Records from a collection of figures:
● ● ● ● ● ● ●

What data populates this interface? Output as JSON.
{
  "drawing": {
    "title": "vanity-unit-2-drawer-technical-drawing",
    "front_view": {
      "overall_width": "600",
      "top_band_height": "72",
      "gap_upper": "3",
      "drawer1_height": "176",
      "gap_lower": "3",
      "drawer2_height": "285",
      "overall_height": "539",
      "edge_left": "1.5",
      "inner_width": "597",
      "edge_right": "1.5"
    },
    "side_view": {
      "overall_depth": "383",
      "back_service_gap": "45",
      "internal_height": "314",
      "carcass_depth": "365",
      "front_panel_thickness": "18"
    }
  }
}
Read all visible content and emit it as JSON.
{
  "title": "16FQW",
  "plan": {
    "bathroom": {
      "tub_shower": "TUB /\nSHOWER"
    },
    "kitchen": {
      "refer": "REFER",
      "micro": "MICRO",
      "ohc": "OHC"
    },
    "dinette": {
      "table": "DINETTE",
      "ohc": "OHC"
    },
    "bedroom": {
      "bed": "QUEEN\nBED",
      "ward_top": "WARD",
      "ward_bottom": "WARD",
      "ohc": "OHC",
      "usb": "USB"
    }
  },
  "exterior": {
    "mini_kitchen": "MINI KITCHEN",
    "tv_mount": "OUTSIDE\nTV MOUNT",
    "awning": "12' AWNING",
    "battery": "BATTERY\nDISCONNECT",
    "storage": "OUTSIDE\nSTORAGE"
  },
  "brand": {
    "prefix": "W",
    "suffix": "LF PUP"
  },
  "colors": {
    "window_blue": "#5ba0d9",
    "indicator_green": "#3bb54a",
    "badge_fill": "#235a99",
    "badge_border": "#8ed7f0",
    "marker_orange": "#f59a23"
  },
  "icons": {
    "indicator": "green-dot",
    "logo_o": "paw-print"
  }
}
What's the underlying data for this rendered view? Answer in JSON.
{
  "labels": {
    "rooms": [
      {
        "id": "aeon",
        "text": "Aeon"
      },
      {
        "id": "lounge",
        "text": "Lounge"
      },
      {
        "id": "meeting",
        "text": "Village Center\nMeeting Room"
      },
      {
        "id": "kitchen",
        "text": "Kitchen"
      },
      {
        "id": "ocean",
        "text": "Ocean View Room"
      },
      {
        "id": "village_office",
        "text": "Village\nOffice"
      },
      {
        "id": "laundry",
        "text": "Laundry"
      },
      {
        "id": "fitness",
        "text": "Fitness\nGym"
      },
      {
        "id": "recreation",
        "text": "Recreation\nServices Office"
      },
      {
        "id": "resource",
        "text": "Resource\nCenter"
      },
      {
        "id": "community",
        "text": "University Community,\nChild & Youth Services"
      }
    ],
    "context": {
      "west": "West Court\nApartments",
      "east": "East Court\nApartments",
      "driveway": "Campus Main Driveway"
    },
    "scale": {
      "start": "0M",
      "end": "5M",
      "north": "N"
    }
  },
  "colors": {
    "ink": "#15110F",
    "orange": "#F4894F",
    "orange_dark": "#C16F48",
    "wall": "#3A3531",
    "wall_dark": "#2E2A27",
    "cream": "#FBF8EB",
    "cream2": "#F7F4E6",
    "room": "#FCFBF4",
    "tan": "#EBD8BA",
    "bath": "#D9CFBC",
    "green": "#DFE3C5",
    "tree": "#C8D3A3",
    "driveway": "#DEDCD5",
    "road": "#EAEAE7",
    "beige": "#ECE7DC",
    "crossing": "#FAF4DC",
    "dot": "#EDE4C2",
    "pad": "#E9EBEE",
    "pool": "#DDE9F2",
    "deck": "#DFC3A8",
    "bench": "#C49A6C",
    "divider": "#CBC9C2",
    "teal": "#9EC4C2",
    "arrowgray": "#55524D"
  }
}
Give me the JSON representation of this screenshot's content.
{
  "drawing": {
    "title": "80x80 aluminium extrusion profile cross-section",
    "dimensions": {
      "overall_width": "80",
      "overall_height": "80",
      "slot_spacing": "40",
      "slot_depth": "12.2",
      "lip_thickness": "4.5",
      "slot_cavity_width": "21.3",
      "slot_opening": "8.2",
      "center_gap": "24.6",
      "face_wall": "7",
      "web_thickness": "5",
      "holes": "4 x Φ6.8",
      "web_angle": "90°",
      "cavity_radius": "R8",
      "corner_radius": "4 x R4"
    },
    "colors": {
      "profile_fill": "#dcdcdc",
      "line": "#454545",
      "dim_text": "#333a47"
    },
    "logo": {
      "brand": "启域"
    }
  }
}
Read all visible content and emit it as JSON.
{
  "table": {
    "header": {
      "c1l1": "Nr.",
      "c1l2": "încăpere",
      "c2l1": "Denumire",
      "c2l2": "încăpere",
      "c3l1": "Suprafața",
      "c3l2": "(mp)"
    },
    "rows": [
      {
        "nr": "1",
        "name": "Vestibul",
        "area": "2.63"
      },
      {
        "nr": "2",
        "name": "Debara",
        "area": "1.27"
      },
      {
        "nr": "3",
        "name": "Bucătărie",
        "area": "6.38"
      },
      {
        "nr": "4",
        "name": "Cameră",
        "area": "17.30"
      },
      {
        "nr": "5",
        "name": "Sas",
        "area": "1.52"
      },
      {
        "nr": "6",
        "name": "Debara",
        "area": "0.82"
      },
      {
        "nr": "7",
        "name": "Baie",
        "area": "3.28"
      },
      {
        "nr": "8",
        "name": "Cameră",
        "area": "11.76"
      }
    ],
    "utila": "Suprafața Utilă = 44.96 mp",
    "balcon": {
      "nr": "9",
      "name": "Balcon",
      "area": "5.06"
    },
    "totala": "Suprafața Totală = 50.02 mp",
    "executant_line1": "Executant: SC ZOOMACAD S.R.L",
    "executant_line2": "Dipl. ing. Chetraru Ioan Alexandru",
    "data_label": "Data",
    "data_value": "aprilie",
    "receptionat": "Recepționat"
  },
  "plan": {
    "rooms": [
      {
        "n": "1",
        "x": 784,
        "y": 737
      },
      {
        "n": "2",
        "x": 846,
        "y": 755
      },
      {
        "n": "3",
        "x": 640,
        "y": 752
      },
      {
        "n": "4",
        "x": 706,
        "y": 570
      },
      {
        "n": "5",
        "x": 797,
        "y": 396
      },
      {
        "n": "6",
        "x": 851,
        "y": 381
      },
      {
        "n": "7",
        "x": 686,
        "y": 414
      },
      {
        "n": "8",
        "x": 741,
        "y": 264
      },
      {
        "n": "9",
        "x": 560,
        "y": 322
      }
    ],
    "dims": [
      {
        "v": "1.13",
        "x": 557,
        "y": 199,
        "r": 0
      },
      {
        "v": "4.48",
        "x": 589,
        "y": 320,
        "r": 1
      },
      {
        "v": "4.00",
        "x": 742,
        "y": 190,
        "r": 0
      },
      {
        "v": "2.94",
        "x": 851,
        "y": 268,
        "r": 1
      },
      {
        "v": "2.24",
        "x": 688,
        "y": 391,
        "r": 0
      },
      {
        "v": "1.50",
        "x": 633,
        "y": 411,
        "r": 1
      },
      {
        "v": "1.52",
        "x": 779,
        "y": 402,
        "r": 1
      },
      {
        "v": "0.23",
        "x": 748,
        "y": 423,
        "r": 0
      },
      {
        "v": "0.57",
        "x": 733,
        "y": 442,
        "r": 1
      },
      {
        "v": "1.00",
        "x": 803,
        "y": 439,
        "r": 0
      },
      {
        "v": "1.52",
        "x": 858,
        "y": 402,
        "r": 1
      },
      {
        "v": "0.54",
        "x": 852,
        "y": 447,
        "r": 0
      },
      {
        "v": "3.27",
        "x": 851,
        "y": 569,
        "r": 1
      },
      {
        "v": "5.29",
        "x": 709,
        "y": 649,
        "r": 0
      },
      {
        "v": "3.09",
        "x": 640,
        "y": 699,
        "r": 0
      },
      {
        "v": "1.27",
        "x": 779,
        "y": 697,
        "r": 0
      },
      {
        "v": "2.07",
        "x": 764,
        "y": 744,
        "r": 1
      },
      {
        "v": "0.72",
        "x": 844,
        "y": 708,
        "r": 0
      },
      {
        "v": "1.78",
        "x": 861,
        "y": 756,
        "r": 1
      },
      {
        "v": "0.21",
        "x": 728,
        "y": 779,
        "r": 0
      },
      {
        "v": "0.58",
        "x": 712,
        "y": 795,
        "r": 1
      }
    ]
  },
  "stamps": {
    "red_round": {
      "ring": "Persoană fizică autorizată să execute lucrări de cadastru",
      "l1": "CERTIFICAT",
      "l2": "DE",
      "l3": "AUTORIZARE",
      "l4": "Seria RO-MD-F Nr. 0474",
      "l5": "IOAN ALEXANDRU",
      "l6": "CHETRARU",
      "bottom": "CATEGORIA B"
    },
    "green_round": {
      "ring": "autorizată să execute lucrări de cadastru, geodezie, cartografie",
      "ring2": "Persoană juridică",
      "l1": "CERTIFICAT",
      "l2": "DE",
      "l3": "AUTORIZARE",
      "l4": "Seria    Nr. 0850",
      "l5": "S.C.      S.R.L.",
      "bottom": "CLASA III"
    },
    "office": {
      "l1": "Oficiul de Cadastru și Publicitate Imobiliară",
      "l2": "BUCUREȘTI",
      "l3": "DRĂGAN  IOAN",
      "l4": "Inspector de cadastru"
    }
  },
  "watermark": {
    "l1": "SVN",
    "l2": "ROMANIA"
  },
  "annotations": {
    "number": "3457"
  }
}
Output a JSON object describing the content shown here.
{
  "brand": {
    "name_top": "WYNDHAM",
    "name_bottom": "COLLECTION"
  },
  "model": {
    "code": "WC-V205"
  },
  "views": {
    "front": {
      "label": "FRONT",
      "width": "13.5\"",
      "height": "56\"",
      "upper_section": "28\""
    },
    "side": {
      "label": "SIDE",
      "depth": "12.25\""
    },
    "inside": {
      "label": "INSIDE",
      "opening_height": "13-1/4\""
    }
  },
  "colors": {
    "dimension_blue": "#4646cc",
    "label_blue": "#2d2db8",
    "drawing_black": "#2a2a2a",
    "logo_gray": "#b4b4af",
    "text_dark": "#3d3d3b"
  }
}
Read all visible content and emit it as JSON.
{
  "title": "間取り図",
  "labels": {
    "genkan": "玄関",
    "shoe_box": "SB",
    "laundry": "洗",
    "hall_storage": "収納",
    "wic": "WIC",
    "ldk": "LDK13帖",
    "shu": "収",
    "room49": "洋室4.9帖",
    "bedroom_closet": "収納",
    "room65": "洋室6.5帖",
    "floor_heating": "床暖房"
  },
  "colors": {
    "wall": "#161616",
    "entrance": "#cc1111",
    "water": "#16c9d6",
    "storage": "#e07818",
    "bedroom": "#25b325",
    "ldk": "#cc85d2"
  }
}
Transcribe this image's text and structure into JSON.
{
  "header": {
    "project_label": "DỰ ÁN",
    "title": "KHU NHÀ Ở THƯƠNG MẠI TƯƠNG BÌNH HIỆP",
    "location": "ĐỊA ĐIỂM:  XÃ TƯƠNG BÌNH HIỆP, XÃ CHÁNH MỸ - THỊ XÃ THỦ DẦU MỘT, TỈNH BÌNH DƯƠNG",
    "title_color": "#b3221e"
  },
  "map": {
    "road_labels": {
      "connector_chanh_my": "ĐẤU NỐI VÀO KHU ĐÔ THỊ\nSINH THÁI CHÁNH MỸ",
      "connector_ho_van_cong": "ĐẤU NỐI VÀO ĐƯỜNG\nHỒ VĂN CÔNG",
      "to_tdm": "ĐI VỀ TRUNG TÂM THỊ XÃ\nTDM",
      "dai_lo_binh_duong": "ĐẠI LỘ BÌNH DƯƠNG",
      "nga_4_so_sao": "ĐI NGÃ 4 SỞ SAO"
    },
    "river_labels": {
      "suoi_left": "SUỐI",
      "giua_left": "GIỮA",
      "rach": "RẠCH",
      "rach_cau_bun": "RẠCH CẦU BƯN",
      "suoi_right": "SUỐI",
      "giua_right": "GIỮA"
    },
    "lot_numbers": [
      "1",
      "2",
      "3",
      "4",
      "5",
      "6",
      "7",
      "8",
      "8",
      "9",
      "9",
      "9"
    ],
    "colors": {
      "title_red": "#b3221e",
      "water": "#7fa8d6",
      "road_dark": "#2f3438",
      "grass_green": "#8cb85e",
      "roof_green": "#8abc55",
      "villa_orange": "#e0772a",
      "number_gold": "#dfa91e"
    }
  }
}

● ● ● ● ● ● ●

*Task description*:
Of all the lines in the listing above, how many contain the word "Court"? Answer with the number alone.

*Written response*:
2